Objective →
Please set down all the lines beneath this one exactly, without the pictures.

Material →
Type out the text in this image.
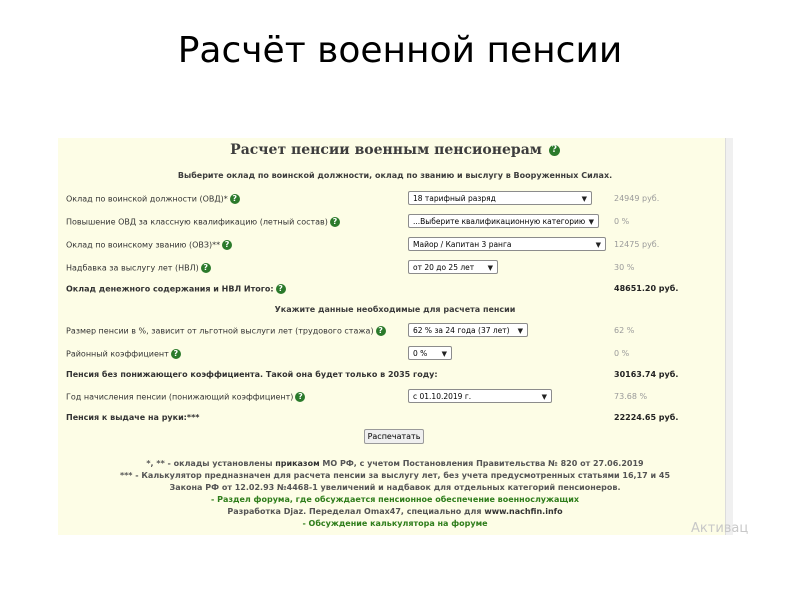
Расчёт военной пенсии
Расчет пенсии военным пенсионерам ?
Выберите оклад по воинской должности, оклад по званию и выслугу в Вооруженных Силах.
Оклад по воинской должности (ОВД)* ?	18 тарифный разряд	▼	24949 руб.
Повышение ОВД за классную квалификацию (летный состав) ?	...Выберите квалификационную категорию ▼	0 %
Оклад по воинскому званию (ОВЗ)** ?	Майор / Капитан 3 ранга	▼ 12475 руб.
Надбавка за выслугу лет (НВЛ) ?	от 20 до 25 лет ▼	30 %
Оклад денежного содержания и НВЛ Итого: ?	48651.20 руб.
Укажите данные необходимые для расчета пенсии
Размер пенсии в %, зависит от льготной выслуги лет (трудового стажа) ?	62 % за 24 года (37 лет) ▼	62 %
Районный коэффициент ?	0 % ▼	0 %
Пенсия без понижающего коэффициента. Такой она будет только в 2035 году:	30163.74 руб.
Год начисления пенсии (понижающий коэффициент) ?	с 01.10.2019 г.	▼	73.68 %
Пенсия к выдаче на руки:***	22224.65 руб.
Распечатать
*, ** - оклады установлены приказом МО РФ, с учетом Постановления Правительства № 820 от 27.06.2019
*** - Калькулятор предназначен для расчета пенсии за выслугу лет, без учета предусмотренных статьями 16,17 и 45
Закона РФ от 12.02.93 №4468-1 увеличений и надбавок для отдельных категорий пенсионеров.
- Раздел форума, где обсуждается пенсионное обеспечение военнослужащих
Разработка Djaz. Переделал Omax47, специально для www.nachfin.info
- Обсуждение калькулятора на форуме	Активац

Final result →
Type out the text in this image.
Расчёт военной пенсии
Расчет пенсии военным пенсионерам ?
Выберите оклад по воинской должности, оклад по званию и выслугу в Вооруженных Силах.
Оклад по воинской должности (ОВД)* ?	18 тарифный разряд	▼	24949 руб.
Повышение ОВД за классную квалификацию (летный состав) ?	...Выберите квалификационную категорию ▼	0 %
Оклад по воинскому званию (ОВЗ)** ?	Майор / Капитан 3 ранга	▼ 12475 руб.
Надбавка за выслугу лет (НВЛ) ?	от 20 до 25 лет ▼	30 %
Оклад денежного содержания и НВЛ Итого: ?	48651.20 руб.
Укажите данные необходимые для расчета пенсии
Размер пенсии в %, зависит от льготной выслуги лет (трудового стажа) ?	62 % за 24 года (37 лет) ▼	62 %
Районный коэффициент ?	0 % ▼	0 %
Пенсия без понижающего коэффициента. Такой она будет только в 2035 году:	30163.74 руб.
Год начисления пенсии (понижающий коэффициент) ?	с 01.10.2019 г.	▼	73.68 %
Пенсия к выдаче на руки:***	22224.65 руб.
Распечатать
*, ** - оклады установлены приказом МО РФ, с учетом Постановления Правительства № 820 от 27.06.2019
*** - Калькулятор предназначен для расчета пенсии за выслугу лет, без учета предусмотренных статьями 16,17 и 45
Закона РФ от 12.02.93 №4468-1 увеличений и надбавок для отдельных категорий пенсионеров.
- Раздел форума, где обсуждается пенсионное обеспечение военнослужащих
Разработка Djaz. Переделал Omax47, специально для www.nachfin.info
- Обсуждение калькулятора на форуме	Активац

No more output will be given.